╭─ Data rows

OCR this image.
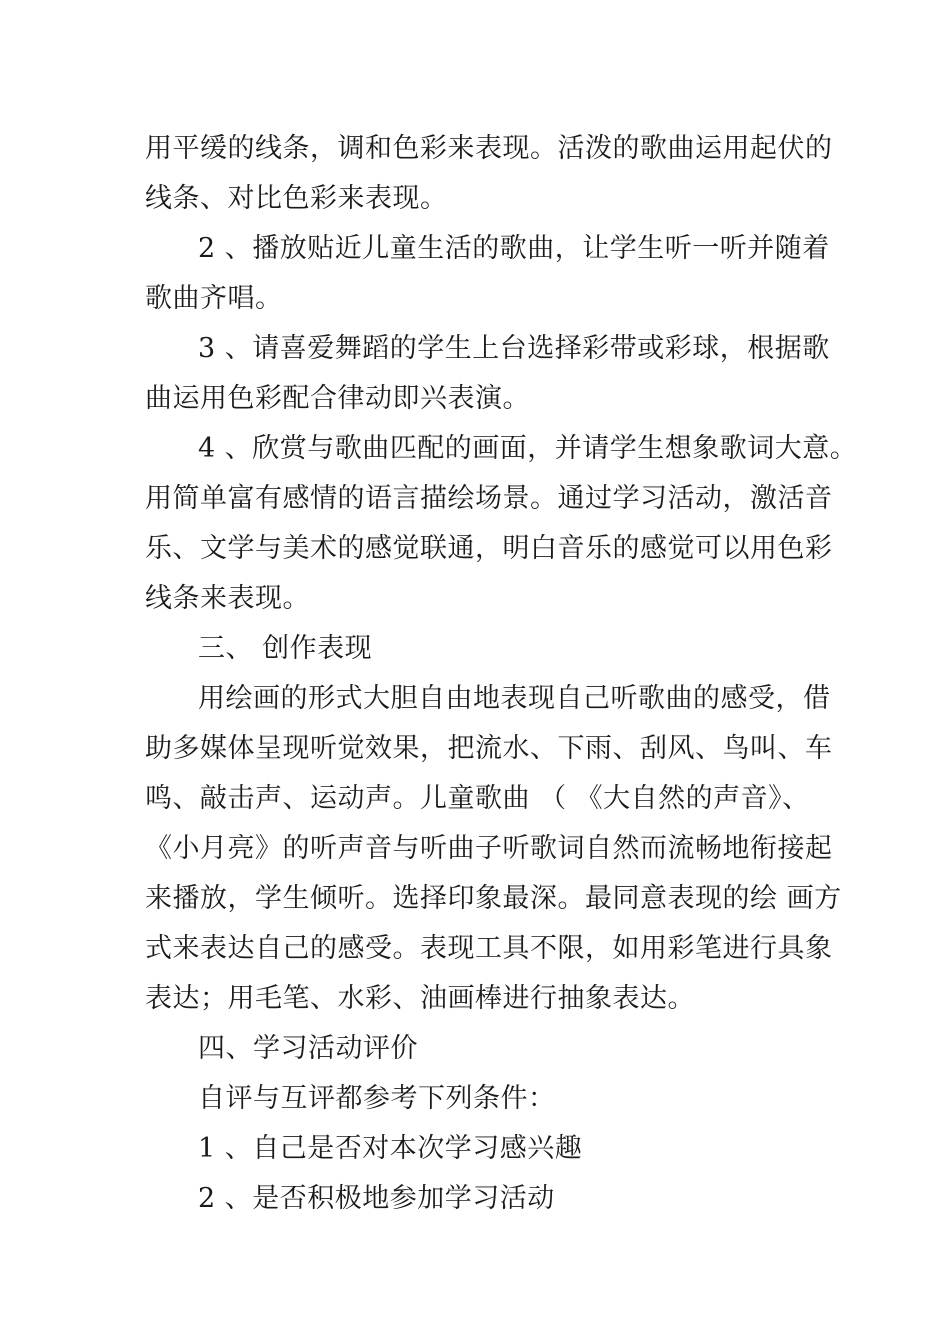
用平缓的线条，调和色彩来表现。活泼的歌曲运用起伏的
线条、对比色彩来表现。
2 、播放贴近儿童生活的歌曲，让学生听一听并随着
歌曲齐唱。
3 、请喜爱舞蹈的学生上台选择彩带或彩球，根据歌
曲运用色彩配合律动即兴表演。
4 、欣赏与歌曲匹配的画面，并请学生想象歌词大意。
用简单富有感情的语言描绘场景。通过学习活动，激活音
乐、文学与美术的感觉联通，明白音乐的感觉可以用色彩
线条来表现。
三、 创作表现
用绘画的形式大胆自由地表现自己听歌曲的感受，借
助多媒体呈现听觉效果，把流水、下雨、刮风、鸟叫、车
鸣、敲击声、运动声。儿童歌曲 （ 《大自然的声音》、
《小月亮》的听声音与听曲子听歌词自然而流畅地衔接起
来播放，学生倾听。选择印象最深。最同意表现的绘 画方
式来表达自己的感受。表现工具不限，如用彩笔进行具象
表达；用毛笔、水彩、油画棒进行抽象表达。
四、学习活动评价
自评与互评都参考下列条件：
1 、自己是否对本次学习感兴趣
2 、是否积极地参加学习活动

╰─
╭─ Data rows

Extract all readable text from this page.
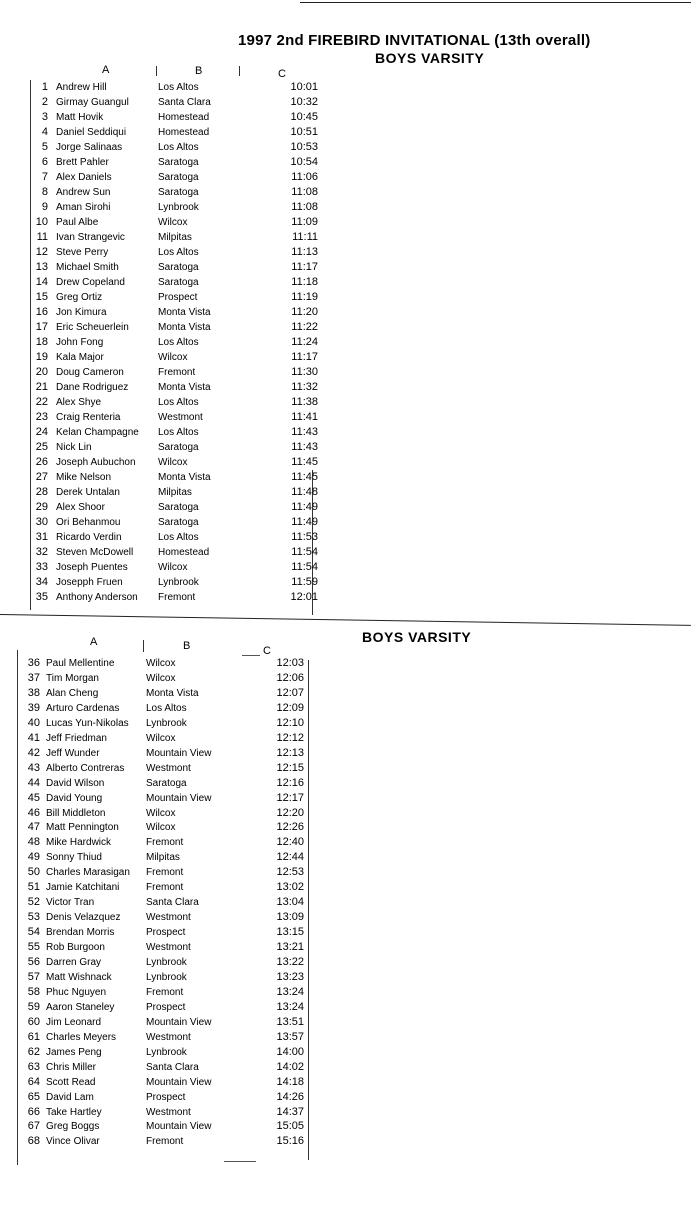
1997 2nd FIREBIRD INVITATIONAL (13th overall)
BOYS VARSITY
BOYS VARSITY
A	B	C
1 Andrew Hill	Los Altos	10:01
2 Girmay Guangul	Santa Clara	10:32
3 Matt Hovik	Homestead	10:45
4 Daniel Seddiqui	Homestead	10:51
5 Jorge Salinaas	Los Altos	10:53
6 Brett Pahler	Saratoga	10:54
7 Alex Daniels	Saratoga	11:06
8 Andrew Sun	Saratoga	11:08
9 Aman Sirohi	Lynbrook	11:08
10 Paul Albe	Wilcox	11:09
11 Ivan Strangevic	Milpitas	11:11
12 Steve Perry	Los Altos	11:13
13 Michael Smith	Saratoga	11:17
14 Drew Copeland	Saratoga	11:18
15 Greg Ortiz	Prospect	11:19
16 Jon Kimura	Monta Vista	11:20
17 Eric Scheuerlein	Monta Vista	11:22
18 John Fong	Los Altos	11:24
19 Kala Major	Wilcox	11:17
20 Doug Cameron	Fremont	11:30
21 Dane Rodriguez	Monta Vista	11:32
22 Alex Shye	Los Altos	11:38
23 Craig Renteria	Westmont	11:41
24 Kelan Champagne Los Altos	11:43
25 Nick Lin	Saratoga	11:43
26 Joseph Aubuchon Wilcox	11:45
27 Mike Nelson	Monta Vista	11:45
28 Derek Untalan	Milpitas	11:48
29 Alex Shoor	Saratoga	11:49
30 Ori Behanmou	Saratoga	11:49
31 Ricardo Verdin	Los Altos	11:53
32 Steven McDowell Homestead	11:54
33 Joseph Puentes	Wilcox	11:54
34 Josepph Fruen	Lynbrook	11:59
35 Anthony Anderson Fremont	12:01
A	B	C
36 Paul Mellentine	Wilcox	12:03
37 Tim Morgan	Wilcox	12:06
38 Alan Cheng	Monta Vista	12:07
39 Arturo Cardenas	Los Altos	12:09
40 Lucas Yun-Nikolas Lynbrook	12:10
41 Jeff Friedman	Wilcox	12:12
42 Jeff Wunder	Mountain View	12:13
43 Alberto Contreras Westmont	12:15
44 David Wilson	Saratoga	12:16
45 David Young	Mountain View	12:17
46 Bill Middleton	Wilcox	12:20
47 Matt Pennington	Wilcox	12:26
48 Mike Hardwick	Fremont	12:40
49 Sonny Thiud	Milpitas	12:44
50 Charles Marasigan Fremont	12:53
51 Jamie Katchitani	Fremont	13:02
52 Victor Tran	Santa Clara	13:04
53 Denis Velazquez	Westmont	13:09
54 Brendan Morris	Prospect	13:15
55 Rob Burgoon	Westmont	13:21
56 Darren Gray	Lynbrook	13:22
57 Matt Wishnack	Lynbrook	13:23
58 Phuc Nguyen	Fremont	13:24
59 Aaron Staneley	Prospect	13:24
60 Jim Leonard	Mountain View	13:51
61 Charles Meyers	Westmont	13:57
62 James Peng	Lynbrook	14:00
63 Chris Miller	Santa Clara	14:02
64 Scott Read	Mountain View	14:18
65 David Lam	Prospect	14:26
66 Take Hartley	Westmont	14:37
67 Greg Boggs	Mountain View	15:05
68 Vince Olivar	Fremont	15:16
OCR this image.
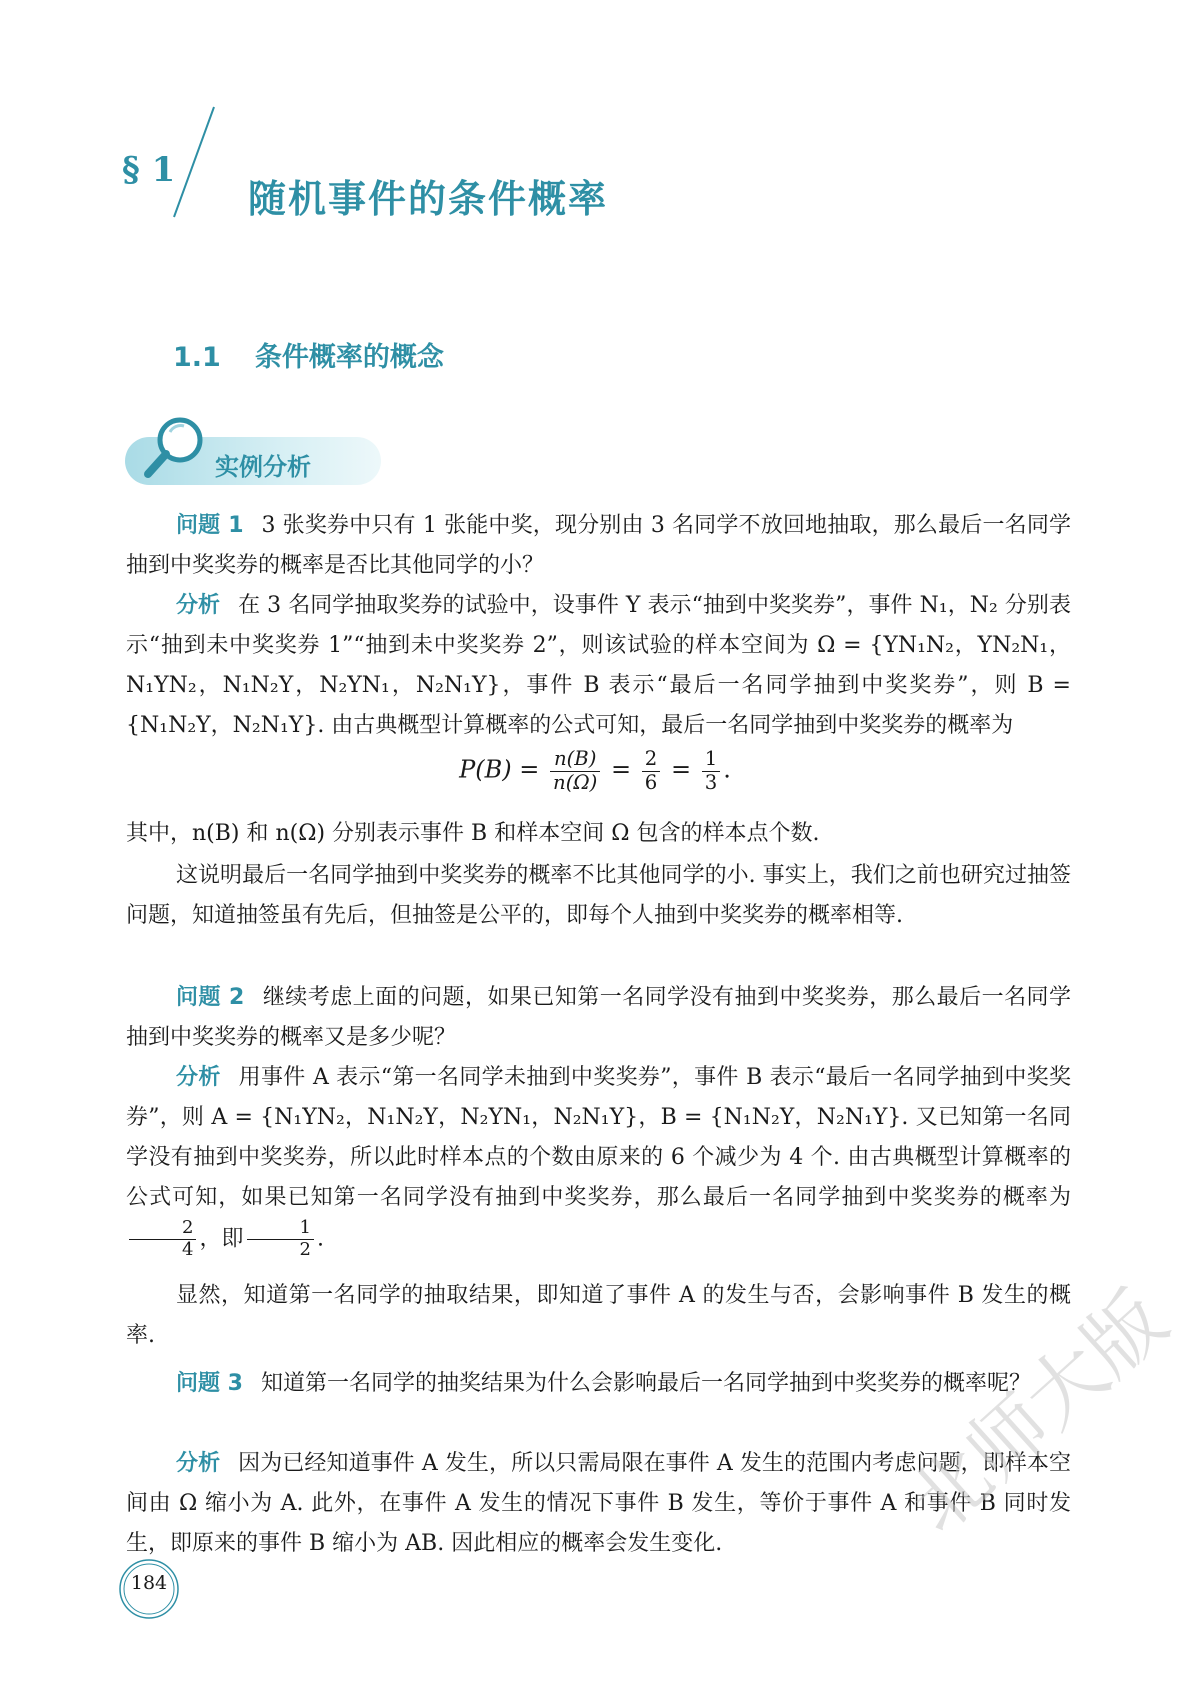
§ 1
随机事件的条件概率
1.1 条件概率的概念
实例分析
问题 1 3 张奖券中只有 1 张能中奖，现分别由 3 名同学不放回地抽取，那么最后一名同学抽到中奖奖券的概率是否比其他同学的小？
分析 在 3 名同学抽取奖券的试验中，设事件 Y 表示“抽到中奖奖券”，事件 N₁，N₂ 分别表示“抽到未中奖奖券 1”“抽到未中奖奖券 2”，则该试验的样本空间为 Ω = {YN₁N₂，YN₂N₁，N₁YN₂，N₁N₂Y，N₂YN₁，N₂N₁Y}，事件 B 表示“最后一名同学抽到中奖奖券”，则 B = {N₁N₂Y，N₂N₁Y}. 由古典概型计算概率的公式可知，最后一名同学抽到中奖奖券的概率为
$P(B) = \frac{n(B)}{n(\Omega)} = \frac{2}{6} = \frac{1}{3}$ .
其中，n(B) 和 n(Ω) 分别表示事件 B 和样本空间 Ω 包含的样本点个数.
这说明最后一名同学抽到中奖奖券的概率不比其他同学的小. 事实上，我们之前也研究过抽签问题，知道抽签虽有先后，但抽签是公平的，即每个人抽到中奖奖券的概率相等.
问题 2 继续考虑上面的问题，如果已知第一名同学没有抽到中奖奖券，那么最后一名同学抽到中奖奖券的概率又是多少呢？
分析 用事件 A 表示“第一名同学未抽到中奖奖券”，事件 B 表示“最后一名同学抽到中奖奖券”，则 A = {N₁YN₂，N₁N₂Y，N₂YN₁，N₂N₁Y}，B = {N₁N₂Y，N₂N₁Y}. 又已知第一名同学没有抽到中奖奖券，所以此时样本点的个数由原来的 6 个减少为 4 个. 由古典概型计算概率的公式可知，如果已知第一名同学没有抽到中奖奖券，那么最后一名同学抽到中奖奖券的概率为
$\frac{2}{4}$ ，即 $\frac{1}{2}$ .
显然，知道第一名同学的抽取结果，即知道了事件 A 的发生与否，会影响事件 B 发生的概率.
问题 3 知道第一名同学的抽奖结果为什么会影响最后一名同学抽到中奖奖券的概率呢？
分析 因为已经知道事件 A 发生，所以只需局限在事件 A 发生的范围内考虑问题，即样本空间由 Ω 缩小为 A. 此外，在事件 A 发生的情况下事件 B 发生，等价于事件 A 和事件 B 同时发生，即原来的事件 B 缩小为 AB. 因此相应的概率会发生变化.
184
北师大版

╰─

Where a line of the data holds "David", show that line.

44 David Wilson	Saratoga	12:16
45 David Young	Mountain View	12:17
65 David Lam	Prospect	14:26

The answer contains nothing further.